* BEGIN DATA LINES *

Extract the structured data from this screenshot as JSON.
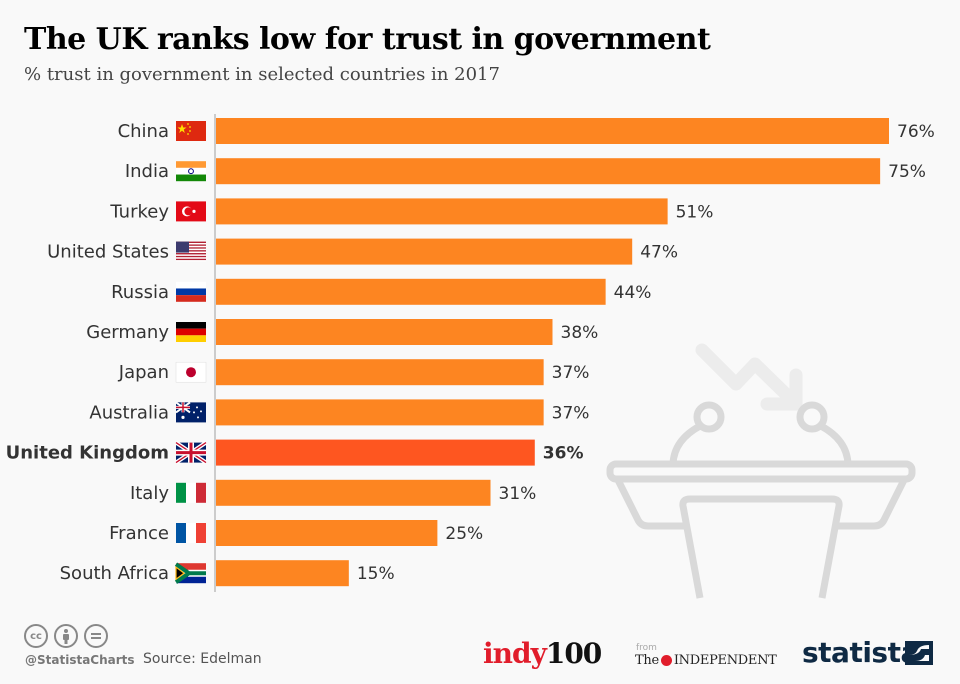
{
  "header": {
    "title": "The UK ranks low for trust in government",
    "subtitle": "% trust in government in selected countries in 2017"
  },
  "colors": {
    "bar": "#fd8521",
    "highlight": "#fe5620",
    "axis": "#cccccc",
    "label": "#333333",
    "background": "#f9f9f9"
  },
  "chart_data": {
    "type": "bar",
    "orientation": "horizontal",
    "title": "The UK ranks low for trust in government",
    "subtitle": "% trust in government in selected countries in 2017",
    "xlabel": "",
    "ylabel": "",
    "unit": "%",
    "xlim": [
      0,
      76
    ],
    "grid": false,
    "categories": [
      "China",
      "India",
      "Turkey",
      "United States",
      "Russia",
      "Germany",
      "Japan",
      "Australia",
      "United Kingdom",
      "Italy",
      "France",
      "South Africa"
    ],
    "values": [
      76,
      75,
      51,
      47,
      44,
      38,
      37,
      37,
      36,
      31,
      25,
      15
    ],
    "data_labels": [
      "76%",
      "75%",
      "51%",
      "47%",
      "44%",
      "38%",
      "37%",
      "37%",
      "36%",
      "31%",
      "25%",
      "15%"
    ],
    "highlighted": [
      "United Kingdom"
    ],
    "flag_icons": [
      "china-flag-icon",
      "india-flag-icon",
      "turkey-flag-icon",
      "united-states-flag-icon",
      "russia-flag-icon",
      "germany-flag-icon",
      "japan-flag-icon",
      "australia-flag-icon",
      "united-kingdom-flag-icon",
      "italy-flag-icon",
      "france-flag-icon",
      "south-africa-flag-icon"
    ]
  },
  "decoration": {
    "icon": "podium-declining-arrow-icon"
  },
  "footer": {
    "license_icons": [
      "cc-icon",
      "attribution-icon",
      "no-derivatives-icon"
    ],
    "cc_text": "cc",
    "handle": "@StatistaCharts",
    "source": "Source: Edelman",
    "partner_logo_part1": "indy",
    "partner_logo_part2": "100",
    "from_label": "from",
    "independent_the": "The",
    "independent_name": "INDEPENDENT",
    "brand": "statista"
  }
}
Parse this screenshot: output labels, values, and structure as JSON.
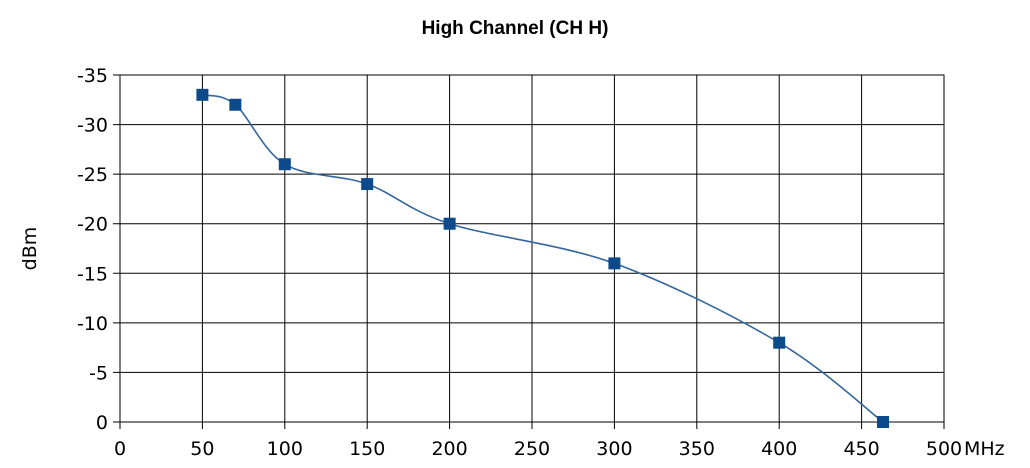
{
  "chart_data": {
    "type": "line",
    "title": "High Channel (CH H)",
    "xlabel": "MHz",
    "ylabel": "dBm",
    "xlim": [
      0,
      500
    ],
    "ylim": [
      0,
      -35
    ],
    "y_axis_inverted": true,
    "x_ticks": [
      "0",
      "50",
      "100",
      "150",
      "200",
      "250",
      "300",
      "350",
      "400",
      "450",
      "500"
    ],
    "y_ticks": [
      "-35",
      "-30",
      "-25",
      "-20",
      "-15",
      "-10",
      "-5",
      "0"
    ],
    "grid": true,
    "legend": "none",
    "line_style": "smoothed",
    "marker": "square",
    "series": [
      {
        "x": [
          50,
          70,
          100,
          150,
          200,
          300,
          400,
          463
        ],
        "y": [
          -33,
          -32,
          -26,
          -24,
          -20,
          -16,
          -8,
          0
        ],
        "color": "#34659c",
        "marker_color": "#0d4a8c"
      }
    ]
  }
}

* END DATA LINES *

Images in the records should not be copied. Repeat all the rest exactly.

_RESPONSE TO THIS EXERCISE_.
Extract the structured data from this screenshot as JSON.
{
  "header": {
    "title": "The UK ranks low for trust in government",
    "subtitle": "% trust in government in selected countries in 2017"
  },
  "colors": {
    "bar": "#fd8521",
    "highlight": "#fe5620",
    "axis": "#cccccc",
    "label": "#333333",
    "background": "#f9f9f9"
  },
  "chart_data": {
    "type": "bar",
    "orientation": "horizontal",
    "title": "The UK ranks low for trust in government",
    "subtitle": "% trust in government in selected countries in 2017",
    "xlabel": "",
    "ylabel": "",
    "unit": "%",
    "xlim": [
      0,
      76
    ],
    "grid": false,
    "categories": [
      "China",
      "India",
      "Turkey",
      "United States",
      "Russia",
      "Germany",
      "Japan",
      "Australia",
      "United Kingdom",
      "Italy",
      "France",
      "South Africa"
    ],
    "values": [
      76,
      75,
      51,
      47,
      44,
      38,
      37,
      37,
      36,
      31,
      25,
      15
    ],
    "data_labels": [
      "76%",
      "75%",
      "51%",
      "47%",
      "44%",
      "38%",
      "37%",
      "37%",
      "36%",
      "31%",
      "25%",
      "15%"
    ],
    "highlighted": [
      "United Kingdom"
    ],
    "flag_icons": [
      "china-flag-icon",
      "india-flag-icon",
      "turkey-flag-icon",
      "united-states-flag-icon",
      "russia-flag-icon",
      "germany-flag-icon",
      "japan-flag-icon",
      "australia-flag-icon",
      "united-kingdom-flag-icon",
      "italy-flag-icon",
      "france-flag-icon",
      "south-africa-flag-icon"
    ]
  },
  "decoration": {
    "icon": "podium-declining-arrow-icon"
  },
  "footer": {
    "license_icons": [
      "cc-icon",
      "attribution-icon",
      "no-derivatives-icon"
    ],
    "cc_text": "cc",
    "handle": "@StatistaCharts",
    "source": "Source: Edelman",
    "partner_logo_part1": "indy",
    "partner_logo_part2": "100",
    "from_label": "from",
    "independent_the": "The",
    "independent_name": "INDEPENDENT",
    "brand": "statista"
  }
}
Parse this screenshot: output labels, values, and structure as JSON.
{
  "chart_data": {
    "type": "line",
    "title": "High Channel (CH H)",
    "xlabel": "MHz",
    "ylabel": "dBm",
    "xlim": [
      0,
      500
    ],
    "ylim": [
      0,
      -35
    ],
    "y_axis_inverted": true,
    "x_ticks": [
      "0",
      "50",
      "100",
      "150",
      "200",
      "250",
      "300",
      "350",
      "400",
      "450",
      "500"
    ],
    "y_ticks": [
      "-35",
      "-30",
      "-25",
      "-20",
      "-15",
      "-10",
      "-5",
      "0"
    ],
    "grid": true,
    "legend": "none",
    "line_style": "smoothed",
    "marker": "square",
    "series": [
      {
        "x": [
          50,
          70,
          100,
          150,
          200,
          300,
          400,
          463
        ],
        "y": [
          -33,
          -32,
          -26,
          -24,
          -20,
          -16,
          -8,
          0
        ],
        "color": "#34659c",
        "marker_color": "#0d4a8c"
      }
    ]
  }
}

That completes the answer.